_EXERCISE OBJECTIVE_.
Work through the entries below and report how many lines include "above". The number alone is the answer.

_EXCERPTED DATA_.
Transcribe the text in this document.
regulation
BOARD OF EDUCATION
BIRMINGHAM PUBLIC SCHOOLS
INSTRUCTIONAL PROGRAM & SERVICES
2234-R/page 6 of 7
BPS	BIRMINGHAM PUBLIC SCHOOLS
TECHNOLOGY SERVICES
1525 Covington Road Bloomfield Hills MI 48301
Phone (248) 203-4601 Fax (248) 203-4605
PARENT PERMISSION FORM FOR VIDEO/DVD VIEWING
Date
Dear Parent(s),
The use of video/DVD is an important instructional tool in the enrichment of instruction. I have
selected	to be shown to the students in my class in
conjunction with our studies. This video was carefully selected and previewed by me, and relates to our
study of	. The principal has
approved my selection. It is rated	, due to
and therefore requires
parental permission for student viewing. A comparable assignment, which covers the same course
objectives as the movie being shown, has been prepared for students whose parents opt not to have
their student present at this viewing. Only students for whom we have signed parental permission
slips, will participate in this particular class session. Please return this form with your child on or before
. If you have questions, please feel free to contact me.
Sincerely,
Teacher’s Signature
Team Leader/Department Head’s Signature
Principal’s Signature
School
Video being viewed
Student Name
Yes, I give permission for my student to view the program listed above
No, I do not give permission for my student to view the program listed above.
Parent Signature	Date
---
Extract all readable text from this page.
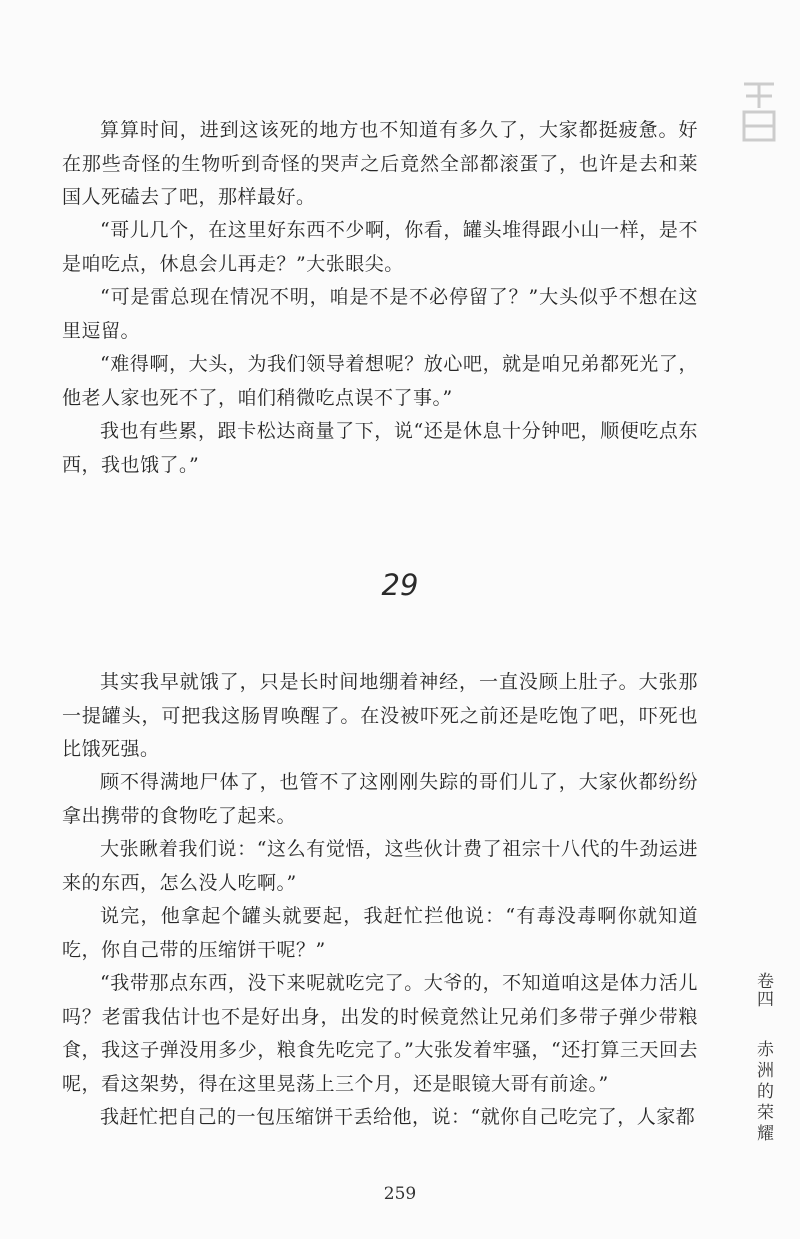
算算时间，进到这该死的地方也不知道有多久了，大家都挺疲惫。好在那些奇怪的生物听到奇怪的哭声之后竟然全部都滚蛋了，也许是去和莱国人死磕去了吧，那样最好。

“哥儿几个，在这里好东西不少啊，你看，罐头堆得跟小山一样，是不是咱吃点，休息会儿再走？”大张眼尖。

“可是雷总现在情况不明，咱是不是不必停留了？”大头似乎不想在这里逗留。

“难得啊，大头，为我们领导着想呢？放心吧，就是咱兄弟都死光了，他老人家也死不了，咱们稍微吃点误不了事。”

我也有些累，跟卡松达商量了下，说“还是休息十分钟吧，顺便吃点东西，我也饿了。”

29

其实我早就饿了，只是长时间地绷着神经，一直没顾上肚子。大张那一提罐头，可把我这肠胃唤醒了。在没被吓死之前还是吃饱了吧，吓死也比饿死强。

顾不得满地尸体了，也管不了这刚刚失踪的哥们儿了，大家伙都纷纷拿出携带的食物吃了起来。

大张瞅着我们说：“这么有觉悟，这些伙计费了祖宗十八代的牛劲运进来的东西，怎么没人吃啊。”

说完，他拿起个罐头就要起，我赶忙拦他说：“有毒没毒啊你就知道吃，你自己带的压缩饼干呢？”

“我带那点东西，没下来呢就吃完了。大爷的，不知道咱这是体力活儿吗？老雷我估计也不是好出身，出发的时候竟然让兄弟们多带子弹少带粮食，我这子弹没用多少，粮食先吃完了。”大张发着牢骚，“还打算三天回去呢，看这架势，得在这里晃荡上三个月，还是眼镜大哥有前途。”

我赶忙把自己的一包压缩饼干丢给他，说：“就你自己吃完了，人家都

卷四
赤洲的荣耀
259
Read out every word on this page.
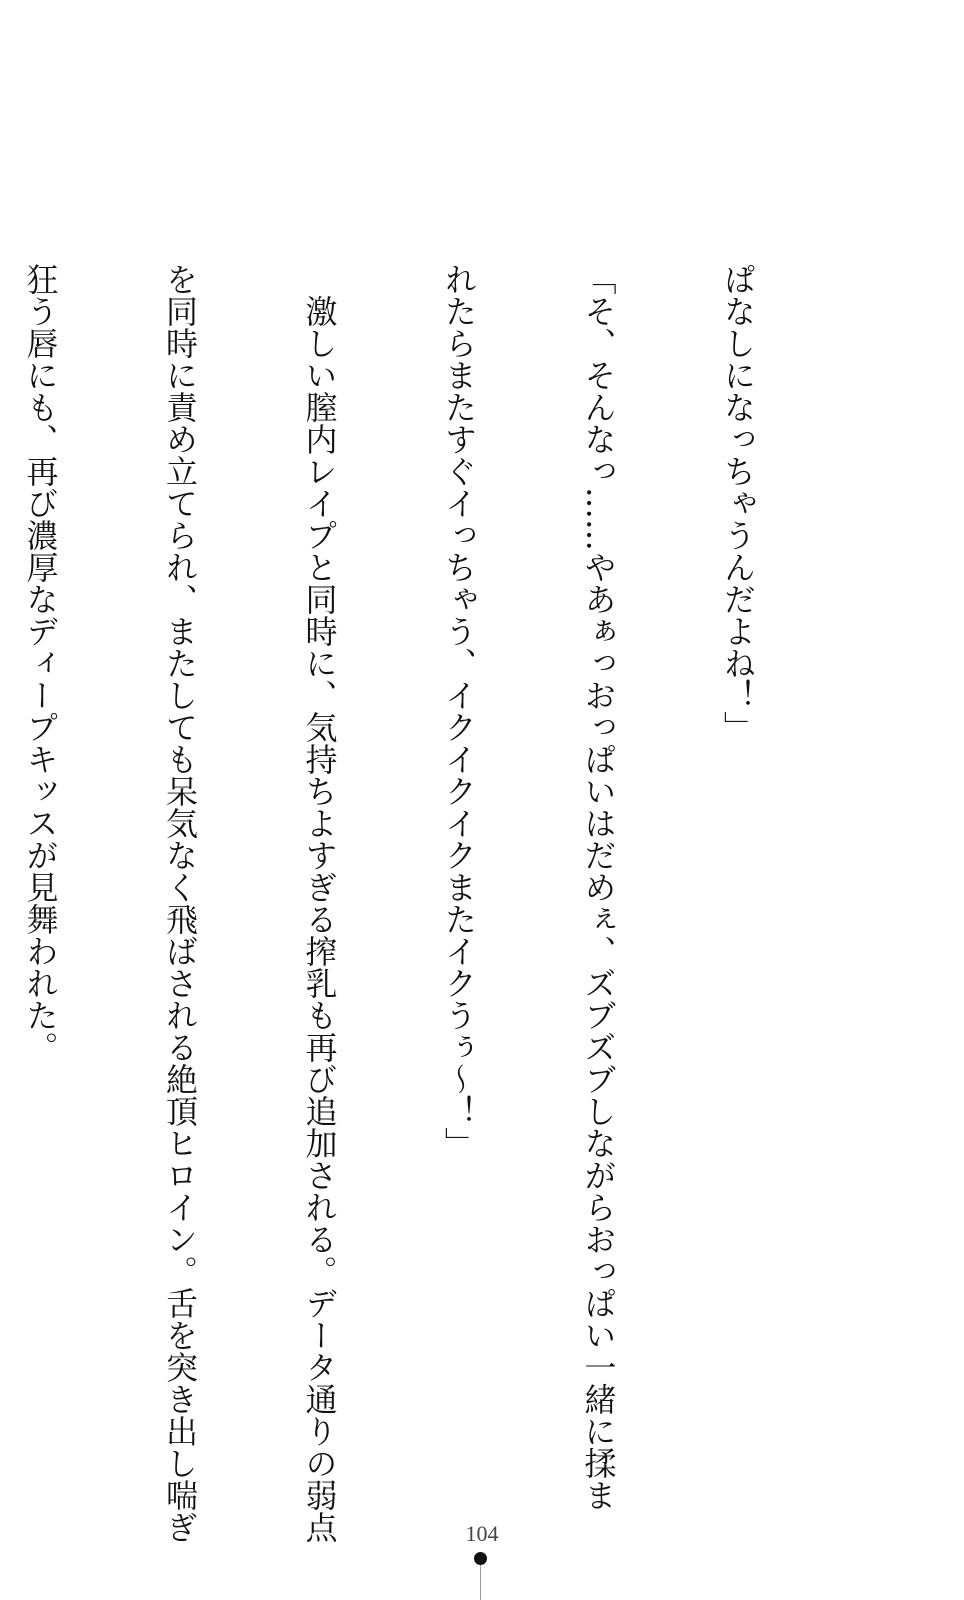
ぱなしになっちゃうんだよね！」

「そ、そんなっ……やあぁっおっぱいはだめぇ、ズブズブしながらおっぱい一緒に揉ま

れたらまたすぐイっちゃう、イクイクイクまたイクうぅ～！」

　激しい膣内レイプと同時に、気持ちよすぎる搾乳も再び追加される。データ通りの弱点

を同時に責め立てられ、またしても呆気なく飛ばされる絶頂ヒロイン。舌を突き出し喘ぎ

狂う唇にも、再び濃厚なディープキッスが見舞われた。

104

_RESPONSE TO THIS EXERCISE_.
2